## SHORT EXERCISE
Locate each line in the records below that contains the word "modal", and copy every such line in full.

## Data entries

**********

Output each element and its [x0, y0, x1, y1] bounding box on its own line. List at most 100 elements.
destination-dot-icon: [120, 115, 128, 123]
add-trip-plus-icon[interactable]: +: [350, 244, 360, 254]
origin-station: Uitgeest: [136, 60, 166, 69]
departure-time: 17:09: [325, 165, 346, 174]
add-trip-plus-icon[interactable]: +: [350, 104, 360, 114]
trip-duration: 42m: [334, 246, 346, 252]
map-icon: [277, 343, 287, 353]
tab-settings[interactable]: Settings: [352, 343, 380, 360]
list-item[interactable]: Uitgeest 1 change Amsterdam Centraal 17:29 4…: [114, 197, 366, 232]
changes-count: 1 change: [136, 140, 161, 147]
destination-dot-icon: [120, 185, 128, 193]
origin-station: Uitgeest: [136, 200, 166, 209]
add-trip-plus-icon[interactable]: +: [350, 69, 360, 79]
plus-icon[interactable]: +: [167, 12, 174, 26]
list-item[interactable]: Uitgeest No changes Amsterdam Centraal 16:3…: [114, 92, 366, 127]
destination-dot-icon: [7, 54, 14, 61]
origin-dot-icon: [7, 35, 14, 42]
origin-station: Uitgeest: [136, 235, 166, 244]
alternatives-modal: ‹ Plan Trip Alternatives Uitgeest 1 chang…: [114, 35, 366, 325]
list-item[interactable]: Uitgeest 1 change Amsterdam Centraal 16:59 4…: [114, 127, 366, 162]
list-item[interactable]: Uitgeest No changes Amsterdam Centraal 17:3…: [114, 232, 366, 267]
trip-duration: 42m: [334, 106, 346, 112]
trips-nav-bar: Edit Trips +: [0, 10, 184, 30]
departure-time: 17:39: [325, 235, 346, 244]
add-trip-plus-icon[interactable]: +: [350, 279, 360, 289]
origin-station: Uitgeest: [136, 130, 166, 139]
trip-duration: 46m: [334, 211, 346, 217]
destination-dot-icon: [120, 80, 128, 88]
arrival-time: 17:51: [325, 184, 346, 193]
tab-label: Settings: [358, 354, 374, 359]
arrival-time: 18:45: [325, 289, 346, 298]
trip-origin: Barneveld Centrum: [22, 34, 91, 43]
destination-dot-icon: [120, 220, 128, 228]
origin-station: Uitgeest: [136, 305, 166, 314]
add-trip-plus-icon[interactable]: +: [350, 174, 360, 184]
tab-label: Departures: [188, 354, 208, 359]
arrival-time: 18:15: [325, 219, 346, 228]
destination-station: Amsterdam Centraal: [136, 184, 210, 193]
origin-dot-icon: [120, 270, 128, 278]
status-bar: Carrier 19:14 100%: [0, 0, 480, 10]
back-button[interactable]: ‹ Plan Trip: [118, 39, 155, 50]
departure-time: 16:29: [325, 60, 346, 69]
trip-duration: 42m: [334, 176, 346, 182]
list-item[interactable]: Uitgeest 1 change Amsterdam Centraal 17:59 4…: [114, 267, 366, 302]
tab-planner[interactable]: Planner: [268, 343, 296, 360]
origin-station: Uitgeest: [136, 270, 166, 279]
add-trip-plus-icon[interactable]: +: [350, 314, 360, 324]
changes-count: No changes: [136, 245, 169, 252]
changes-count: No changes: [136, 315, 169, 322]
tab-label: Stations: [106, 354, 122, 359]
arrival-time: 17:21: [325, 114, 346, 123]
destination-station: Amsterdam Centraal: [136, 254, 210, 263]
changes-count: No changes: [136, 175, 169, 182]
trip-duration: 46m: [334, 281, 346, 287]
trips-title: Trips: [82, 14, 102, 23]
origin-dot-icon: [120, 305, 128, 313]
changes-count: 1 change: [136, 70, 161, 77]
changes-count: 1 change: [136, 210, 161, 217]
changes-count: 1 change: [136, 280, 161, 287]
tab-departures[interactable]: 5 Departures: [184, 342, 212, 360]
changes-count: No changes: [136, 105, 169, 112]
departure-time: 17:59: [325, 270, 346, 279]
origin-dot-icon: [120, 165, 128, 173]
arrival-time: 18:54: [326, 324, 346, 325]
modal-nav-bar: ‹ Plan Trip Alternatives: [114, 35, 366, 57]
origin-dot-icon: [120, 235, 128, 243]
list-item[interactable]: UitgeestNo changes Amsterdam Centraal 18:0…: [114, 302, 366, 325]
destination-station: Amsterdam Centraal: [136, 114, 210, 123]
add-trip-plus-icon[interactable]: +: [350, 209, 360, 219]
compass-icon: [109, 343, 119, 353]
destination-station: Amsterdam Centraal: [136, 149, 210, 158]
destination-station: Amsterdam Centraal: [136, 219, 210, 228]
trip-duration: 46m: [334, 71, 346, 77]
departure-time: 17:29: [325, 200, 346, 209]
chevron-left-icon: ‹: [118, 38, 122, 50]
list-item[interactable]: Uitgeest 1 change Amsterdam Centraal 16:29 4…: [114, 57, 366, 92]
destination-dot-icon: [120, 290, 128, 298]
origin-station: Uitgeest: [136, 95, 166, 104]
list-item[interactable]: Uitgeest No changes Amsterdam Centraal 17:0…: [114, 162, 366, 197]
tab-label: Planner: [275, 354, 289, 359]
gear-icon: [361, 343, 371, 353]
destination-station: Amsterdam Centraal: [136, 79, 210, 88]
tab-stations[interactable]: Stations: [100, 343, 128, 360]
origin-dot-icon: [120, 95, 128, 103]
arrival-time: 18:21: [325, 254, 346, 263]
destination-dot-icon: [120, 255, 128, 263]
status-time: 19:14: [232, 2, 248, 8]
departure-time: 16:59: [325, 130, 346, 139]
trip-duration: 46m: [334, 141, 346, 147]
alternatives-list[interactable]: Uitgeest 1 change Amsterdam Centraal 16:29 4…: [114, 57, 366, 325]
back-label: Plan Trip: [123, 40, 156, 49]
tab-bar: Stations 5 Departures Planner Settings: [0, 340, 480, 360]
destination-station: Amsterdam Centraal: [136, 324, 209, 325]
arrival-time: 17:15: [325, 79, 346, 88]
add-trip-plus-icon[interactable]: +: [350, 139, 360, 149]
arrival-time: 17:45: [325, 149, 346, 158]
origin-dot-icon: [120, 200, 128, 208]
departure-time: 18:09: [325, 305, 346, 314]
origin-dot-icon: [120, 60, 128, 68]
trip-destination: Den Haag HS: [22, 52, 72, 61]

**********

## ANSWER TO THIS TASK
alternatives-modal: ‹ Plan Trip Alternatives Uitgeest 1 chang…: [114, 35, 366, 325]
modal-nav-bar: ‹ Plan Trip Alternatives: [114, 35, 366, 57]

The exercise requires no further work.